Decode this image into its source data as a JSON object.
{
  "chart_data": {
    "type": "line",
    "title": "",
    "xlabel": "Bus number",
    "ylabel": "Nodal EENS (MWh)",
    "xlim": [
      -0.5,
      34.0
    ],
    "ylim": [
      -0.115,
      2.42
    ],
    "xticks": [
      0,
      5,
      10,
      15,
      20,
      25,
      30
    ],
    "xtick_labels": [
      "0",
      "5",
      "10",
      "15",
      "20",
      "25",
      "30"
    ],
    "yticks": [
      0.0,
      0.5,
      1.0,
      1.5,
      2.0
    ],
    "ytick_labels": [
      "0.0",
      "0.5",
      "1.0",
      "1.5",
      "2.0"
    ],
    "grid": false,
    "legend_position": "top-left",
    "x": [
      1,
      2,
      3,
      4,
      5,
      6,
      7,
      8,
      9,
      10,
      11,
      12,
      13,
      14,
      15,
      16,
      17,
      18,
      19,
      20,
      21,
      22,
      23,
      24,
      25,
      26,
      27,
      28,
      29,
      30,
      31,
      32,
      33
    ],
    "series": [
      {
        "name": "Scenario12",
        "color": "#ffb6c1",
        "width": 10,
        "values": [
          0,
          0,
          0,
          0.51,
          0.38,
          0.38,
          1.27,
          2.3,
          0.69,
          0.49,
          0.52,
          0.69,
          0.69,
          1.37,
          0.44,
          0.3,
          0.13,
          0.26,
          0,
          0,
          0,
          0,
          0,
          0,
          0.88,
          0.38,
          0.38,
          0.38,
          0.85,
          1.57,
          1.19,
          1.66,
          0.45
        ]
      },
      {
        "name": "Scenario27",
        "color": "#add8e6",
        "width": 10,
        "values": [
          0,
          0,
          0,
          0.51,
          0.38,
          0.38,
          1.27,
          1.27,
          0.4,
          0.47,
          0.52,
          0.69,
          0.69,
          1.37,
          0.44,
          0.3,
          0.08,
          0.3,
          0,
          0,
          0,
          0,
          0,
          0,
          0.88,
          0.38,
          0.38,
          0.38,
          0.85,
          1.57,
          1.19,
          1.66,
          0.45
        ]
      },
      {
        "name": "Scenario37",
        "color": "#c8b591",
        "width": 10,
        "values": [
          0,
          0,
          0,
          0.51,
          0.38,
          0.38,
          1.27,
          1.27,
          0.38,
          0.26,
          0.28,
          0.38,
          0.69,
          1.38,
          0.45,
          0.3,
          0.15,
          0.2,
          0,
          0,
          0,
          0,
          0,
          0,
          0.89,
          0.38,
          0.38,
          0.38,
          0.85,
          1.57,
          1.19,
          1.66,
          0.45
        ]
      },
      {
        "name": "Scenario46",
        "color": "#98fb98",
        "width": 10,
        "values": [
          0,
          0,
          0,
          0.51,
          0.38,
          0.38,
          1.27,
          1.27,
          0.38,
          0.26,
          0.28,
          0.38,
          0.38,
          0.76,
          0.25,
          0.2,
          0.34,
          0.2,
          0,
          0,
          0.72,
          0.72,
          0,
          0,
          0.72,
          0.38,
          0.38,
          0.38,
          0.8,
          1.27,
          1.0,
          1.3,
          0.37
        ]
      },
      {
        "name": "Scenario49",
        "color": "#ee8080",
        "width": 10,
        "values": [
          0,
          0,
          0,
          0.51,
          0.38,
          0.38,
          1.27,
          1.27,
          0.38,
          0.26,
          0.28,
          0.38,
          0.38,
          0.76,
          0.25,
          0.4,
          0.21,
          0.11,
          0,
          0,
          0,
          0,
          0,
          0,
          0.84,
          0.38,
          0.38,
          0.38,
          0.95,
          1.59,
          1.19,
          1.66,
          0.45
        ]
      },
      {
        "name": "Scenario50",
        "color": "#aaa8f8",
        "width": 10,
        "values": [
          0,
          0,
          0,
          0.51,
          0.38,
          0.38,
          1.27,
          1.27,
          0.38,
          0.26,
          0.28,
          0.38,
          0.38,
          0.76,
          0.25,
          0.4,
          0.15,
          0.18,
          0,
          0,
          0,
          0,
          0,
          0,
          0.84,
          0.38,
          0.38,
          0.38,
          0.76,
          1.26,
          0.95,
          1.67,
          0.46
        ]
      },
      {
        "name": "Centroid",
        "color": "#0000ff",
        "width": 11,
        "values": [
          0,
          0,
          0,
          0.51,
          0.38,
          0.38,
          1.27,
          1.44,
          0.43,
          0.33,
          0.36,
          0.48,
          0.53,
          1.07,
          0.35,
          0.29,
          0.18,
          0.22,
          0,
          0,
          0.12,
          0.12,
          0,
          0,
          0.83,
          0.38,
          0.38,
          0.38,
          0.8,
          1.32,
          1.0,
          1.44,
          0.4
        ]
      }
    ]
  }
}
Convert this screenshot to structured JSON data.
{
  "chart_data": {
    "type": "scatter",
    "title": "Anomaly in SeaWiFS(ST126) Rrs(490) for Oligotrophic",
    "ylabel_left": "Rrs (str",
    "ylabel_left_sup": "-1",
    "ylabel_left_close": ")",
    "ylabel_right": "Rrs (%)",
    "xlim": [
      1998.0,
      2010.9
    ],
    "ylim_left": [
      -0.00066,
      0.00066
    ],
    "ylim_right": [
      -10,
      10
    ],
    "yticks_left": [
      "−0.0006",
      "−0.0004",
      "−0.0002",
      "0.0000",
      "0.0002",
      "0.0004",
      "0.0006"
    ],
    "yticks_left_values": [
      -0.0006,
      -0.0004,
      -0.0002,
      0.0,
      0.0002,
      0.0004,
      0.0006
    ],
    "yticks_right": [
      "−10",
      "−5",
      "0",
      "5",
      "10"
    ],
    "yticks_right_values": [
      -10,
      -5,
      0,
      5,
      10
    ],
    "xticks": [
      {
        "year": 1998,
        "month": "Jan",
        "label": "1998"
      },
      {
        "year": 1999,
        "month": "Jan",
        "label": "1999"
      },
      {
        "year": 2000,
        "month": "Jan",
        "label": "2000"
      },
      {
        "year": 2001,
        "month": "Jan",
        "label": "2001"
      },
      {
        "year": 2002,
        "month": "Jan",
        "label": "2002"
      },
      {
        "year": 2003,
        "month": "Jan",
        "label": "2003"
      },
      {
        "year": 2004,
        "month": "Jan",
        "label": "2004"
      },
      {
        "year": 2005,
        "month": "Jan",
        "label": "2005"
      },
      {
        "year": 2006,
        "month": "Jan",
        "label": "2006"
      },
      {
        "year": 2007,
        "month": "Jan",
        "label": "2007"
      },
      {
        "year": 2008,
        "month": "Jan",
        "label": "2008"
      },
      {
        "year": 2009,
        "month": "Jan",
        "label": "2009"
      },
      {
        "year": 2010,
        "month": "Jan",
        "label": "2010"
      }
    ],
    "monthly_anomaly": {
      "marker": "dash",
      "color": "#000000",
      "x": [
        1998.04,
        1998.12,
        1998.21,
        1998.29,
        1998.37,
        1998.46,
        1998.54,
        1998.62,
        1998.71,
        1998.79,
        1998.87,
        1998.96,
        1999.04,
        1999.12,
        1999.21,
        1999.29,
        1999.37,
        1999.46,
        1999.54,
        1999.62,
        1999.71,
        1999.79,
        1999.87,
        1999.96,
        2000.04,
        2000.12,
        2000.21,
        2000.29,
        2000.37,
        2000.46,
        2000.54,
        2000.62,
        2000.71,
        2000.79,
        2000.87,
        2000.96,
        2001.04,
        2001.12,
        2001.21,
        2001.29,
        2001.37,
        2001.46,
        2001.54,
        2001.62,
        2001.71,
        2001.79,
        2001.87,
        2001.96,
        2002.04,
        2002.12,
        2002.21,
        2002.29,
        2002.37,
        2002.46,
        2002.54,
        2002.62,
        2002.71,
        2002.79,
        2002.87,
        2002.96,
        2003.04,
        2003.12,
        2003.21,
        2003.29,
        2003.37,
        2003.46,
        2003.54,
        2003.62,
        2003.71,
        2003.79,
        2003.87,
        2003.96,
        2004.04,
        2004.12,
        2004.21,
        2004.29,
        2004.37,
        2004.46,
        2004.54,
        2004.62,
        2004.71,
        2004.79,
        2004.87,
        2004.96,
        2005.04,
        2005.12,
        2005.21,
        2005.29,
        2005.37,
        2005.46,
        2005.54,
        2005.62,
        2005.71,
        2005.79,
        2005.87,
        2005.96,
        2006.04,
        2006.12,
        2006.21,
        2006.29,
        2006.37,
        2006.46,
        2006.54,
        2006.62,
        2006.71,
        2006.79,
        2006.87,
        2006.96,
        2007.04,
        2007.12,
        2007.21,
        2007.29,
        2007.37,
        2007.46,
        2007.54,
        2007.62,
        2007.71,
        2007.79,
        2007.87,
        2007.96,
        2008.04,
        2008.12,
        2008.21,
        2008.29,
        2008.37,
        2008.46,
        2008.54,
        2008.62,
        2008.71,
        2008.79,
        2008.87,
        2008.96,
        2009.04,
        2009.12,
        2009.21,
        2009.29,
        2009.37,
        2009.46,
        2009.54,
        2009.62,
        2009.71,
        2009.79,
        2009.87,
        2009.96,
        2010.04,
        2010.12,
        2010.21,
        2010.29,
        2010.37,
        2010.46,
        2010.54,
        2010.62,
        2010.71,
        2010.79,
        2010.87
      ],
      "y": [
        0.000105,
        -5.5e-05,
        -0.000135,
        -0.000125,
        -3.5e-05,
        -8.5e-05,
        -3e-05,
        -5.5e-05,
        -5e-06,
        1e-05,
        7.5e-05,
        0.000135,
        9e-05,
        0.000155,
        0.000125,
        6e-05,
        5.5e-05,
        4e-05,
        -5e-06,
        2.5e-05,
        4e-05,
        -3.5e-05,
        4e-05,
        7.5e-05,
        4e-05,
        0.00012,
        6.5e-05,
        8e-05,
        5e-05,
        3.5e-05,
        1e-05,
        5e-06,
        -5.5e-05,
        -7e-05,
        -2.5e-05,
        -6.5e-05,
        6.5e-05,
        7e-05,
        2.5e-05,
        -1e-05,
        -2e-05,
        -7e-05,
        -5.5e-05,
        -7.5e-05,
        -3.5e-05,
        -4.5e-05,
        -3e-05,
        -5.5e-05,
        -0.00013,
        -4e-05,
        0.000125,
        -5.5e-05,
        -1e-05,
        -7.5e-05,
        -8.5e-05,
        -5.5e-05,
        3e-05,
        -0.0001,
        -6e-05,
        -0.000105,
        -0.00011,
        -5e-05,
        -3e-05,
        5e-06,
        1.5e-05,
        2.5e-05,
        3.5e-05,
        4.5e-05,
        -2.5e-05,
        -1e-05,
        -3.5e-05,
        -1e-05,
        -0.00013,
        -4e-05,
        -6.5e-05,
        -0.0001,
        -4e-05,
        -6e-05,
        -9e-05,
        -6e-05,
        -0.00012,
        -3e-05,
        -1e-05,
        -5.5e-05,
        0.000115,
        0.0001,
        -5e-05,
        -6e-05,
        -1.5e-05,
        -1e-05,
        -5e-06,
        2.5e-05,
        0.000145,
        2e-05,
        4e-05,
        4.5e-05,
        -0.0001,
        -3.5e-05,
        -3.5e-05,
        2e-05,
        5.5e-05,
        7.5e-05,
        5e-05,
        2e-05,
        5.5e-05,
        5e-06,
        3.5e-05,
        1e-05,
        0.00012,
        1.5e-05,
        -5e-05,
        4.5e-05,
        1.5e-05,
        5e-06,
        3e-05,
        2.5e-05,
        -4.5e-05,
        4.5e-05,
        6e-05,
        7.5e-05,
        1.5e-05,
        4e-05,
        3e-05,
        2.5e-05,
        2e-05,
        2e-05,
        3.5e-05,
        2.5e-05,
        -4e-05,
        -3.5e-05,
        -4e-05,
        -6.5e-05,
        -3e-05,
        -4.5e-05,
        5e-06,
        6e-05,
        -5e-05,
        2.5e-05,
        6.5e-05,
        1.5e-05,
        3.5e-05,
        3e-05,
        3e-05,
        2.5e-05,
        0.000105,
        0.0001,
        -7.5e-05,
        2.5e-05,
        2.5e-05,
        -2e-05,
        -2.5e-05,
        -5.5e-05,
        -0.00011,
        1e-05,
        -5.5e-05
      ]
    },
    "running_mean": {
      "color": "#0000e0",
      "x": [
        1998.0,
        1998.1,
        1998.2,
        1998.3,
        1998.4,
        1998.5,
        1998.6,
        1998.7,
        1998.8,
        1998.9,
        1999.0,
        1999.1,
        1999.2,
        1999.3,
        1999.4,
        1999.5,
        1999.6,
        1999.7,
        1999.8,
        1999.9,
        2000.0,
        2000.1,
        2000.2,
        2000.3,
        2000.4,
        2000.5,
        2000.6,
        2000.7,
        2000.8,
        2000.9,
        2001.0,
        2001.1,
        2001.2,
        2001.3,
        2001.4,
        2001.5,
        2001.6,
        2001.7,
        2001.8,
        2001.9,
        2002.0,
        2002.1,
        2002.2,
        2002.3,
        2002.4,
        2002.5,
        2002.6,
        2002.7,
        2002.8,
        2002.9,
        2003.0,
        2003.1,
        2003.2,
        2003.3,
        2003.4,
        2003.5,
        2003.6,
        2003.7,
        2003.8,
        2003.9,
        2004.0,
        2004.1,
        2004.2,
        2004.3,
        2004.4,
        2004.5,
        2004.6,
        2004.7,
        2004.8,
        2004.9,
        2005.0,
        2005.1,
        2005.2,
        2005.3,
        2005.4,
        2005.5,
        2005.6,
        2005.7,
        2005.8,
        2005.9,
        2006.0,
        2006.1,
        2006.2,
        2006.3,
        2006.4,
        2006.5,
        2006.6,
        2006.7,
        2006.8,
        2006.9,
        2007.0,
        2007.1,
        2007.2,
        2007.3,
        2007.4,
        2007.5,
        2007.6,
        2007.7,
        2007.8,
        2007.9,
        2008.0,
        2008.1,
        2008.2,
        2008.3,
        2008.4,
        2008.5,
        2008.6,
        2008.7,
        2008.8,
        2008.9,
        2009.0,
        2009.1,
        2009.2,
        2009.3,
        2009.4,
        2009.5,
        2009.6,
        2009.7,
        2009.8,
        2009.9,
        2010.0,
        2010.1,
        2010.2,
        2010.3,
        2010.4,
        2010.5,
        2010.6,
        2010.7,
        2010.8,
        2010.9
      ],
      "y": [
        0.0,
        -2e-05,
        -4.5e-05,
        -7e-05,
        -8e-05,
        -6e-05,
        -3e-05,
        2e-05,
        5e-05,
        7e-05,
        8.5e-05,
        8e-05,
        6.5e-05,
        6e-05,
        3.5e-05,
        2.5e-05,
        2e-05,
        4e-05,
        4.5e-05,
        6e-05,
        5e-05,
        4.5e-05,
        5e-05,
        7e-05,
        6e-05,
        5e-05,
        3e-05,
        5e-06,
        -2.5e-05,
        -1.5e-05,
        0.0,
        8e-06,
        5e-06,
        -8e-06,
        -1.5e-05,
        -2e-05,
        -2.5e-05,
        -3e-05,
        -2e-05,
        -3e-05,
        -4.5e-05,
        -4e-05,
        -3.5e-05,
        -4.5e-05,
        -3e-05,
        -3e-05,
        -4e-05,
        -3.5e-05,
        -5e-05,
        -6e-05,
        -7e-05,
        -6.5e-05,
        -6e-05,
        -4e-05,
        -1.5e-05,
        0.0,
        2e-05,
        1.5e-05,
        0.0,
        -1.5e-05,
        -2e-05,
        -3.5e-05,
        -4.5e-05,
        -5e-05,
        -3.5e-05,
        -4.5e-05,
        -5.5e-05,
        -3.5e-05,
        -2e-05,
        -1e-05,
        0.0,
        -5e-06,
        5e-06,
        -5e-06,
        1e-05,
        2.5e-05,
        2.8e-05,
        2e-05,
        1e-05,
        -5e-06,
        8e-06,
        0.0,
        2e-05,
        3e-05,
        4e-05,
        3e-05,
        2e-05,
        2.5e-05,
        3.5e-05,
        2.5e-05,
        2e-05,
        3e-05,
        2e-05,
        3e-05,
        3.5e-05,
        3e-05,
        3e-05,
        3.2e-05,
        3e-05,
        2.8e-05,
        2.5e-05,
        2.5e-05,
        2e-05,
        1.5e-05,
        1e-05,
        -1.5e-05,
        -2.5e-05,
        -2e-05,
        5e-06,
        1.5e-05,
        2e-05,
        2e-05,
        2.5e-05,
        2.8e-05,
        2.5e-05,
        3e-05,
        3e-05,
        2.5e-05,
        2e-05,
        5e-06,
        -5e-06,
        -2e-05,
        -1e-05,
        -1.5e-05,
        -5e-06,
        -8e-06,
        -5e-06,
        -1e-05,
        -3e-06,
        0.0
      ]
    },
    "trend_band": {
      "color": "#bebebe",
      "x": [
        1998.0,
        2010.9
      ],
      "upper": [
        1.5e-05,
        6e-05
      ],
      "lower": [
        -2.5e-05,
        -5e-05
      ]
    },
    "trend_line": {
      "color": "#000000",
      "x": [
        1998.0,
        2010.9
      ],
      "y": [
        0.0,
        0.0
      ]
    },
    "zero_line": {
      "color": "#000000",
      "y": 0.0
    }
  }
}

= REQUEST =
Pull out every line in the data above that has the word "title".

= TASK RESPONSE =
    "title": "",
    "title": "Anomaly in SeaWiFS(ST126) Rrs(490) for Oligotrophic",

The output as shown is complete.